Count the lines containing "true" in the entries underneath, and state that count without anything else.

================

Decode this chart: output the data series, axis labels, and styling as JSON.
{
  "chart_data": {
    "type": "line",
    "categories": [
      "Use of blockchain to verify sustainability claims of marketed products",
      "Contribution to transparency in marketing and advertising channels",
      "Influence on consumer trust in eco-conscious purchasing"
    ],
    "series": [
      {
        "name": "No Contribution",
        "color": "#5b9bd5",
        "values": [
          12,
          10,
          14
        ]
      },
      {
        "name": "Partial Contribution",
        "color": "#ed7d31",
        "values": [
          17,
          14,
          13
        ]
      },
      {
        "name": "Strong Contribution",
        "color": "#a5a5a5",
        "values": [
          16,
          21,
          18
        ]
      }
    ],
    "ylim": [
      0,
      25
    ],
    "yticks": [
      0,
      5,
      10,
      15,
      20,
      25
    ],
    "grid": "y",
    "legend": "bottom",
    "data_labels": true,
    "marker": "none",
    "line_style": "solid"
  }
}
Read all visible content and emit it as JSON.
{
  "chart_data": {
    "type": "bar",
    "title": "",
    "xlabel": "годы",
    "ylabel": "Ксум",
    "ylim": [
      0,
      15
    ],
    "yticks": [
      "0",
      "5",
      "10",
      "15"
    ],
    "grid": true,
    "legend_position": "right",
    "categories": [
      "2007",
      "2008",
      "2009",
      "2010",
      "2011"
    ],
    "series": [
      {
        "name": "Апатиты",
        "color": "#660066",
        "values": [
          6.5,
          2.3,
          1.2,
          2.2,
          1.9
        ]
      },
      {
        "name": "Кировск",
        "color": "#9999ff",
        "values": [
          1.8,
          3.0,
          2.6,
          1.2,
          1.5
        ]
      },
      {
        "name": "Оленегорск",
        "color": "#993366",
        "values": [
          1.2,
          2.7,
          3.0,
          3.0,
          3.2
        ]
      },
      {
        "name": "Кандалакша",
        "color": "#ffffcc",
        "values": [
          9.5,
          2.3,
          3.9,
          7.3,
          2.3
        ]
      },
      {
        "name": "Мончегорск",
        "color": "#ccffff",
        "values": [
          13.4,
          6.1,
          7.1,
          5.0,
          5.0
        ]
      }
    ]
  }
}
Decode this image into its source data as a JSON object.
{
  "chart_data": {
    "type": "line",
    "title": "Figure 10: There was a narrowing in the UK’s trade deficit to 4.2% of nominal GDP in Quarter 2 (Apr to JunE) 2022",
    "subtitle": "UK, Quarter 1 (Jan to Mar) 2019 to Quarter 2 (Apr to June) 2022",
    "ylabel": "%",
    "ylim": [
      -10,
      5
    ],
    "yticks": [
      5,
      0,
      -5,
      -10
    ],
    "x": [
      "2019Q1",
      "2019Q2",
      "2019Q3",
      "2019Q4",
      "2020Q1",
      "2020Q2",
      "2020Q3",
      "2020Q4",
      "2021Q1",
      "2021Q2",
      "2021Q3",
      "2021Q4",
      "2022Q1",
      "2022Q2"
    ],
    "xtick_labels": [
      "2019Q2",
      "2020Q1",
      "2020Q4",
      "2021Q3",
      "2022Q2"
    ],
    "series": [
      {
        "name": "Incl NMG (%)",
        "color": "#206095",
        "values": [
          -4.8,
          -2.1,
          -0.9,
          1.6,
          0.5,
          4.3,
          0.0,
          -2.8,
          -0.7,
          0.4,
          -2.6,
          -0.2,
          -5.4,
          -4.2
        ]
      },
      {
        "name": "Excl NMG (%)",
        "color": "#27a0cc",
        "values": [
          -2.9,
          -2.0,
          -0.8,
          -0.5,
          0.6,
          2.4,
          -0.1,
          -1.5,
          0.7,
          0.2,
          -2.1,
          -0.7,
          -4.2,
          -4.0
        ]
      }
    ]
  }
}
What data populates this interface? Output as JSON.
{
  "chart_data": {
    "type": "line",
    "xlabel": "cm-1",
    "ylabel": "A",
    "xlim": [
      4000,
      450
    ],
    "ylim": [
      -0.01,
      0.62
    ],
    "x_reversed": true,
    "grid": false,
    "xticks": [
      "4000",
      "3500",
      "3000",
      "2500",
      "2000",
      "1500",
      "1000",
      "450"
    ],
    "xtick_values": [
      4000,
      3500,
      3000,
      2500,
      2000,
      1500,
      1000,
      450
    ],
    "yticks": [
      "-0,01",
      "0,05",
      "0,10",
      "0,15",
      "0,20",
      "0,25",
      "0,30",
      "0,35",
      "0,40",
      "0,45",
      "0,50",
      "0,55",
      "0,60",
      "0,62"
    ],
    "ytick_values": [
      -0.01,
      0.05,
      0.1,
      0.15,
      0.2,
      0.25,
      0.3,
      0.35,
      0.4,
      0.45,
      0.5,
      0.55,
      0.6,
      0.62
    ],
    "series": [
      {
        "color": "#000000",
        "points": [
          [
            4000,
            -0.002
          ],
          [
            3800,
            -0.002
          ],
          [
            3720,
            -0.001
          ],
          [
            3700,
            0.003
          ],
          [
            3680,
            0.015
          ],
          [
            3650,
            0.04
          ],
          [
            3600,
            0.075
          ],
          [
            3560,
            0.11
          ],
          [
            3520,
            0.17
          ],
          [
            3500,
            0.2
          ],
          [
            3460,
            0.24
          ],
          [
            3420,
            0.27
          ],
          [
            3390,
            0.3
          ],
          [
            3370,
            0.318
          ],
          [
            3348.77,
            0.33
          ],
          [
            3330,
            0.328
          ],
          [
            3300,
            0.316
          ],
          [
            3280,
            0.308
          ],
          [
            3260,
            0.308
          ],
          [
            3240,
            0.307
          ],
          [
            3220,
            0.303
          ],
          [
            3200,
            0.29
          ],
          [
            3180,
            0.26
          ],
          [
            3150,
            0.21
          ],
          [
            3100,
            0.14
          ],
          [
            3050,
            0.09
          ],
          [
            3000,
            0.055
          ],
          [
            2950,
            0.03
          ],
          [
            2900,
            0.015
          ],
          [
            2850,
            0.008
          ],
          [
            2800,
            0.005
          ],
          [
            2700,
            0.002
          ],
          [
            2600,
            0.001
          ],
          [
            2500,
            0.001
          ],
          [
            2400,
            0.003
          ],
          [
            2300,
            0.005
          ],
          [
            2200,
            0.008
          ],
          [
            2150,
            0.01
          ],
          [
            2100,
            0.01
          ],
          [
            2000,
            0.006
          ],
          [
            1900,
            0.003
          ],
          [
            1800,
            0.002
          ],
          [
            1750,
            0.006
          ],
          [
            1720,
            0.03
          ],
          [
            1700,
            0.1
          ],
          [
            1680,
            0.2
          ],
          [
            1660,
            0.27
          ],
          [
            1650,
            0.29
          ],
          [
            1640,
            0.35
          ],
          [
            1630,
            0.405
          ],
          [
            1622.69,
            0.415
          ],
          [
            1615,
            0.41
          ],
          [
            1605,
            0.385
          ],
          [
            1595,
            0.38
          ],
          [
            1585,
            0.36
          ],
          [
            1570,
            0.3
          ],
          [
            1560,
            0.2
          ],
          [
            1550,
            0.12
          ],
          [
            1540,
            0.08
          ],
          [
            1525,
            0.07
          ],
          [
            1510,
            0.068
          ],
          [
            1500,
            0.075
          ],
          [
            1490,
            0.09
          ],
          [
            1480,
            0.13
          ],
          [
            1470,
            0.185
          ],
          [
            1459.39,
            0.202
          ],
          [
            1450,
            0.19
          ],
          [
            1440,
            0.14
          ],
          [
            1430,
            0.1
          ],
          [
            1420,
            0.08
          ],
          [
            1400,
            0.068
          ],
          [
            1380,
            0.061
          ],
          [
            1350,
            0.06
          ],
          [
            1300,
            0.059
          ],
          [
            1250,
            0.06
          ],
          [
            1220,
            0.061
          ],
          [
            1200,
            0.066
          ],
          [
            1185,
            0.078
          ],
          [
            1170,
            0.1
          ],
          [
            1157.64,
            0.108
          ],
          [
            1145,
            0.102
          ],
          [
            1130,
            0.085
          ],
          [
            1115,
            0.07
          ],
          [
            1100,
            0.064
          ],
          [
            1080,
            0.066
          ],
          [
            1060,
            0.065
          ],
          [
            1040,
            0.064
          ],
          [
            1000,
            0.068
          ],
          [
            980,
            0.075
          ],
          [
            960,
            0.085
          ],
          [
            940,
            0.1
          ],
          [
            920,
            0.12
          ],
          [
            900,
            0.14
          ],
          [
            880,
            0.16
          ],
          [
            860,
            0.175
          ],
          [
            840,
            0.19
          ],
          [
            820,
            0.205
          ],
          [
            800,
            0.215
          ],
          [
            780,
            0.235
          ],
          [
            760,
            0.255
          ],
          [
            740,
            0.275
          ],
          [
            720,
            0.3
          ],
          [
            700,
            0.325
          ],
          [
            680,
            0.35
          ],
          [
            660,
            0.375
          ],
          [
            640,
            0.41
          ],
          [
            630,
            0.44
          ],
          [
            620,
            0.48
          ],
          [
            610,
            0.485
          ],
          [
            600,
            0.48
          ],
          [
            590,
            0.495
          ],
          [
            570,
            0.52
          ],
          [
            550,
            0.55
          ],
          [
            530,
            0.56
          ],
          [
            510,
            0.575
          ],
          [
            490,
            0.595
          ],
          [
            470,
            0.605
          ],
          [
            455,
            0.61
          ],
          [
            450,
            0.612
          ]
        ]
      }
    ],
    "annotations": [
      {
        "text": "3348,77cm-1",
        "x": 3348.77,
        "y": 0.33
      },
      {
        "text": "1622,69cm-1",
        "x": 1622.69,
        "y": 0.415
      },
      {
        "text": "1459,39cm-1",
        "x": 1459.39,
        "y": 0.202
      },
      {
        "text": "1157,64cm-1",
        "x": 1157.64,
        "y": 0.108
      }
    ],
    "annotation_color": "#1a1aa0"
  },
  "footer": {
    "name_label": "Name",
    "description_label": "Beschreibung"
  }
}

================

- [Result of this task]:
3